PROBLEM REQUIREMENTS: Lines containing the word "Story" are to be counted; state their number and nothing further.

# START OF DATA EXCERPTS

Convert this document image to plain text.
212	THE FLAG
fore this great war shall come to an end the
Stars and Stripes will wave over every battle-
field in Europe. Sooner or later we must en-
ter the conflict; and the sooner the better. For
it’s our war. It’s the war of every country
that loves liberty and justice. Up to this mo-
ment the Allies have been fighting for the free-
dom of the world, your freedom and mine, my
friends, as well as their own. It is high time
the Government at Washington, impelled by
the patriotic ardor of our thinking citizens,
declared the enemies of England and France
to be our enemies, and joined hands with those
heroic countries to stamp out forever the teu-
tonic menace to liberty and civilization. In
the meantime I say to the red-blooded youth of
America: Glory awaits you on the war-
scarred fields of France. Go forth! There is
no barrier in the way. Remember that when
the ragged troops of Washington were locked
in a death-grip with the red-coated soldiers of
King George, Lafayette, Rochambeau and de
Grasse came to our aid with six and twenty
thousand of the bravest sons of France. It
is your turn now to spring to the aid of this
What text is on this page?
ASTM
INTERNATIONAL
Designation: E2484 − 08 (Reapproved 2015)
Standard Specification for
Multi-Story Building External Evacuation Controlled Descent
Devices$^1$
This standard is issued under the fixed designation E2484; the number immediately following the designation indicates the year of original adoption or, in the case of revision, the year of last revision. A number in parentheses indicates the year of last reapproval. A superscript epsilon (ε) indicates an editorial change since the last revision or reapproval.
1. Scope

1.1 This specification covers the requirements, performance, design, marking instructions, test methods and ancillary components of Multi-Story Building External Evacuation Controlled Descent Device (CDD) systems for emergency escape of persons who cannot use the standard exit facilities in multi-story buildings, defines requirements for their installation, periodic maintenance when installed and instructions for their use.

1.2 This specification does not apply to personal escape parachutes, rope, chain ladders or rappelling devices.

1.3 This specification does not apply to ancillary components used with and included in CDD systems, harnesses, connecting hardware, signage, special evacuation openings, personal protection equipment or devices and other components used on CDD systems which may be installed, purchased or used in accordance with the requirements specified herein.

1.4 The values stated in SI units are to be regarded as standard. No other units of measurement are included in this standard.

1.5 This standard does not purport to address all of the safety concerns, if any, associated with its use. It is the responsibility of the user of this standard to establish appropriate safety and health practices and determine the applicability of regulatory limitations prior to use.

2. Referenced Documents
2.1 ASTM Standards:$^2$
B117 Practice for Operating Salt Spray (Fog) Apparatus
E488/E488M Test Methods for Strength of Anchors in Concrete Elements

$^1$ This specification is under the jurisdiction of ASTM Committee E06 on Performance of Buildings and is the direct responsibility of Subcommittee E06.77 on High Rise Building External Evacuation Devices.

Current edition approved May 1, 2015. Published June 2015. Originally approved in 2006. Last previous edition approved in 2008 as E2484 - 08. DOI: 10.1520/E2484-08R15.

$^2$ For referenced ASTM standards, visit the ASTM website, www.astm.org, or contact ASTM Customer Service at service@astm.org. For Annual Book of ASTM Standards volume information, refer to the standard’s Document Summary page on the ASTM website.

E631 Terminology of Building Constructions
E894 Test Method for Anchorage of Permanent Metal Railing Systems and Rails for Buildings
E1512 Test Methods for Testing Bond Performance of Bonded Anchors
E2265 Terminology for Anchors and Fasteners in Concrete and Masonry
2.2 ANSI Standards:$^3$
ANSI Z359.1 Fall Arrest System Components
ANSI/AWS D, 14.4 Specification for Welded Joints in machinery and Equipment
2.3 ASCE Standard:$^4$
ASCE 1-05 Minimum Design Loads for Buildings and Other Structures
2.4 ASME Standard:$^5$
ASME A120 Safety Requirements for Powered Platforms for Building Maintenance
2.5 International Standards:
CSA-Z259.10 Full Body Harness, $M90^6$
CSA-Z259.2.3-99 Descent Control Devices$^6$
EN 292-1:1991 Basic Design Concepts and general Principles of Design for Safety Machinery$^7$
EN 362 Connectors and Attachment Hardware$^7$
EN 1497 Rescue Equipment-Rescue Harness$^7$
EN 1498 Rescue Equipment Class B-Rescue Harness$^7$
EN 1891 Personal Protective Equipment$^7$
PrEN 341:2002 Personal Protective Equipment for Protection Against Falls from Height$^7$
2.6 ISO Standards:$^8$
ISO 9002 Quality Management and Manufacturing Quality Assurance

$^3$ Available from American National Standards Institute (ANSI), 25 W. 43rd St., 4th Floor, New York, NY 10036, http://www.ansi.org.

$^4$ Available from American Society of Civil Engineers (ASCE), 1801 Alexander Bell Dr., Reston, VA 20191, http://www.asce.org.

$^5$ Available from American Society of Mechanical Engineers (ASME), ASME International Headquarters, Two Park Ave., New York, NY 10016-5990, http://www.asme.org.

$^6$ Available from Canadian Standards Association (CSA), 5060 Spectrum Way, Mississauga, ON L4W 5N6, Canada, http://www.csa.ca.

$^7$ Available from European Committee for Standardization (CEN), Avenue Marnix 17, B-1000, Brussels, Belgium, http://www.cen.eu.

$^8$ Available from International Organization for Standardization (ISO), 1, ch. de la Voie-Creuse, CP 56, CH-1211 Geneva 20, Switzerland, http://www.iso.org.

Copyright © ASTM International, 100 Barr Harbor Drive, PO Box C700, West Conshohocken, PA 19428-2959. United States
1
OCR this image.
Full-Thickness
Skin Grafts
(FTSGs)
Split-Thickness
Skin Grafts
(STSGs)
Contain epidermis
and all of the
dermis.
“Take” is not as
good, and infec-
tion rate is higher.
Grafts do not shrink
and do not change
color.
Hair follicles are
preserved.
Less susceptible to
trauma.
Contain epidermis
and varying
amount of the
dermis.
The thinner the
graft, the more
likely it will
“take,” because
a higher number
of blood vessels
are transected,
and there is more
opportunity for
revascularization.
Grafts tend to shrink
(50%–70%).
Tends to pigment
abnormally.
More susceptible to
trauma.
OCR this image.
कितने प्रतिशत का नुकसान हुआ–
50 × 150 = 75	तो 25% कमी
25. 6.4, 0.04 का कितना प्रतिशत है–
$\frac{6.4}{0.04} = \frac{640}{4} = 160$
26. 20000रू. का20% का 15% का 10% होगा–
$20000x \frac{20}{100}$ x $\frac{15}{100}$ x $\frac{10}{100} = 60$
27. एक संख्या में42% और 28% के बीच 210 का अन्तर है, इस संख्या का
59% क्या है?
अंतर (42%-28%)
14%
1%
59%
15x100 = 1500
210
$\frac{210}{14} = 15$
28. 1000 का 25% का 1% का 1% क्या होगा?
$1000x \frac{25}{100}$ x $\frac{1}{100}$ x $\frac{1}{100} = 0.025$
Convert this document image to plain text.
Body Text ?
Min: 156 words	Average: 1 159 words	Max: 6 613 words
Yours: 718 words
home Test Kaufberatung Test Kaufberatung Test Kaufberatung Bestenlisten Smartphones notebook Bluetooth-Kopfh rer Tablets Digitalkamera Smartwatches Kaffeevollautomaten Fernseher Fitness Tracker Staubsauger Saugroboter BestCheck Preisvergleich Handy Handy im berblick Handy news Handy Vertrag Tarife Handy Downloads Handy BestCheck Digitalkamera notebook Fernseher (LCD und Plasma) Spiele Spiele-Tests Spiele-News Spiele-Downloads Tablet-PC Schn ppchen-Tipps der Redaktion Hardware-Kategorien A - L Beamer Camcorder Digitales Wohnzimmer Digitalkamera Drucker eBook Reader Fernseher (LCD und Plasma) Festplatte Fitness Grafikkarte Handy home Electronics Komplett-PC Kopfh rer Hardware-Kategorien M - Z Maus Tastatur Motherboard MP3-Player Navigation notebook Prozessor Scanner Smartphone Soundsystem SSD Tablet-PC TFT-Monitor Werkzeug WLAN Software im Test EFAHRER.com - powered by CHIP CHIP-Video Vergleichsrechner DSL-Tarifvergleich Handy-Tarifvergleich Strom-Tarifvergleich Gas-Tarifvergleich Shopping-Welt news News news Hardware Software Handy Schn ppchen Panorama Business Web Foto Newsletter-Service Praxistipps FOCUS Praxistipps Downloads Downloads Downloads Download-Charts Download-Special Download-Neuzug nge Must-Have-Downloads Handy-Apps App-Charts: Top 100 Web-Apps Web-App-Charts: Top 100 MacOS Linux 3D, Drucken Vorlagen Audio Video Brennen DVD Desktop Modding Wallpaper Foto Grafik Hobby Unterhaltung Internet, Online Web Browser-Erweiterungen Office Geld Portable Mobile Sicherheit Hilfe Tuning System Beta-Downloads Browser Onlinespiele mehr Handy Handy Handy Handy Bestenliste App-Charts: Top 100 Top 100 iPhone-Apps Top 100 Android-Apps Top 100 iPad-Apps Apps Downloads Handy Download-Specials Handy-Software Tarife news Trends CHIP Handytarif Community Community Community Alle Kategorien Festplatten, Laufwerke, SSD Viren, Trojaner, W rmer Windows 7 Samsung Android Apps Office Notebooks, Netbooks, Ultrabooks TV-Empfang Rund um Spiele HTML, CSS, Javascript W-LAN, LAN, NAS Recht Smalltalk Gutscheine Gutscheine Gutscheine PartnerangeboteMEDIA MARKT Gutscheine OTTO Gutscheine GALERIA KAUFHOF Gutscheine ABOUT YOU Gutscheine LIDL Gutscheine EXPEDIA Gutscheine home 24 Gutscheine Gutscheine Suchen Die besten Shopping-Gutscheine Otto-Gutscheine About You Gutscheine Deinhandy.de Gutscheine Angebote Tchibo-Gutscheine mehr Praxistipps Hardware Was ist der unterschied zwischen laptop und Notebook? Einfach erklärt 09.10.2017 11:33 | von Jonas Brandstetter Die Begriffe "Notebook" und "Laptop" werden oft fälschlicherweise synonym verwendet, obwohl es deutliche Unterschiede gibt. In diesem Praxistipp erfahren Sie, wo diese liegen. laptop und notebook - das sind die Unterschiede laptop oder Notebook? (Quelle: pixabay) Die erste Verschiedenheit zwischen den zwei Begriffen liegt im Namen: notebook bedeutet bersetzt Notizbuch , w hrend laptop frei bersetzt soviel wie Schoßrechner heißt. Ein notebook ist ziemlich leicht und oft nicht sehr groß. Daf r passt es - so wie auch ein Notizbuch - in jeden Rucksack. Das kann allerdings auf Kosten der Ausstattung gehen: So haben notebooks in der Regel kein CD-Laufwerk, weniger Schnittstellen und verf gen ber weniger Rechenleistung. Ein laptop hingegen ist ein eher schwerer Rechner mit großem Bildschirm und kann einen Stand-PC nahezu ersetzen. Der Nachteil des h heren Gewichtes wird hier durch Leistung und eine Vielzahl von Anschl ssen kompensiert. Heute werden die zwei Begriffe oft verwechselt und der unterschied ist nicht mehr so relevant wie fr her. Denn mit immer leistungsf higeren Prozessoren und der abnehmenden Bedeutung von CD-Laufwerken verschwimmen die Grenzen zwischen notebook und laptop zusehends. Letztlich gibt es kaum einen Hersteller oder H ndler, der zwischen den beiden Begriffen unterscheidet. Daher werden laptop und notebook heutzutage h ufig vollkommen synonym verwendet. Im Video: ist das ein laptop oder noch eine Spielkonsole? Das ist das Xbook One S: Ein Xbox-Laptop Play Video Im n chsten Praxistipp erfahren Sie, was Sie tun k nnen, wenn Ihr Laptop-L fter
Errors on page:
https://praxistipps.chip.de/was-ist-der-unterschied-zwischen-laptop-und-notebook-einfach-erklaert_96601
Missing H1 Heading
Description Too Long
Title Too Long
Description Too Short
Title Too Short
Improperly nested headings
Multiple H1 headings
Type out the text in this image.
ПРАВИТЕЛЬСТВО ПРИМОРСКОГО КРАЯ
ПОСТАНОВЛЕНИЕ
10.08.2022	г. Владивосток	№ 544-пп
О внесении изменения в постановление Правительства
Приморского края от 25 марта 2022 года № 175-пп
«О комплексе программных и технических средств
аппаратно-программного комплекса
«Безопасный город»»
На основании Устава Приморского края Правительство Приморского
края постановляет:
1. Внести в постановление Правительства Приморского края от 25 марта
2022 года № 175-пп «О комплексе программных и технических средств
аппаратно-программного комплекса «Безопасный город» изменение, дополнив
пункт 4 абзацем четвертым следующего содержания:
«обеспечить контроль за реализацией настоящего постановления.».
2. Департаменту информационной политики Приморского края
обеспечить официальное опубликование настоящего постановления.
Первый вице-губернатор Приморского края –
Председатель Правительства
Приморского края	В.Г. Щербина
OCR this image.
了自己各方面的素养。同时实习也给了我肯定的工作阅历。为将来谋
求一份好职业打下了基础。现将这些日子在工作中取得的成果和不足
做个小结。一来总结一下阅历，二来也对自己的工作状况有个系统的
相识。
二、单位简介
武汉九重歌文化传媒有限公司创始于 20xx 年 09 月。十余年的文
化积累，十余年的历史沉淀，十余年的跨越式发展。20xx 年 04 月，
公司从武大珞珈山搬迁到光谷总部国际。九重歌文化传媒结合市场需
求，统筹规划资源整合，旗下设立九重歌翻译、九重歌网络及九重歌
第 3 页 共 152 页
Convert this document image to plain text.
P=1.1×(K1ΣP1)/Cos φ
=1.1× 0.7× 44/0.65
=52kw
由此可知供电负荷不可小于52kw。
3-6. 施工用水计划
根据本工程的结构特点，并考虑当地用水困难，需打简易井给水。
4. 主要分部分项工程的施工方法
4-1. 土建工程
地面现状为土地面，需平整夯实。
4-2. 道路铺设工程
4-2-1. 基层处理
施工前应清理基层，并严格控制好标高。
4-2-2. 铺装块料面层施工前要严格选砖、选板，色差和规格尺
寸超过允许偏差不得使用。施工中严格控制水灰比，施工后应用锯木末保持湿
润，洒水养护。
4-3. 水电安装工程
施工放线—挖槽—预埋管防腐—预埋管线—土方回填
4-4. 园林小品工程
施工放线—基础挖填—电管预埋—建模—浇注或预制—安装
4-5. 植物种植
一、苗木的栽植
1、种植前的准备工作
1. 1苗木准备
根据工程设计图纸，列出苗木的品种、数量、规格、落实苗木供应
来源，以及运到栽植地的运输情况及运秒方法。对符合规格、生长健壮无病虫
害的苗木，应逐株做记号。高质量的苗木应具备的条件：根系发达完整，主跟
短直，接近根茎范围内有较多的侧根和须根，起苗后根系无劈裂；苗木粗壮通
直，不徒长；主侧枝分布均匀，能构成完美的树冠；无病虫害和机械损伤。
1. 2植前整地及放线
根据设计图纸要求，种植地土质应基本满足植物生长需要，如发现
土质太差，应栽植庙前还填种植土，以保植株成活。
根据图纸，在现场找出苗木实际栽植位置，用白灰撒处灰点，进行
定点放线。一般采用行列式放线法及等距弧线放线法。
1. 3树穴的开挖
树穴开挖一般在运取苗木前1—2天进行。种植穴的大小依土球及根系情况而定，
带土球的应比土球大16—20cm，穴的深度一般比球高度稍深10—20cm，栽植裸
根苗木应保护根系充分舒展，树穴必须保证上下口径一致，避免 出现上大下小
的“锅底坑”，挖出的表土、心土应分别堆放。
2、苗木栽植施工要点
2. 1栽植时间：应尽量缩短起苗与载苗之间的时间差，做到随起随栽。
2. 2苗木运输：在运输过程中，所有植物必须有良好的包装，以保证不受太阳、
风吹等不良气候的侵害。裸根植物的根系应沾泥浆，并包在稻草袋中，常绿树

# END OF DATA EXCERPTS

ANSWER FOR THE TASK: 2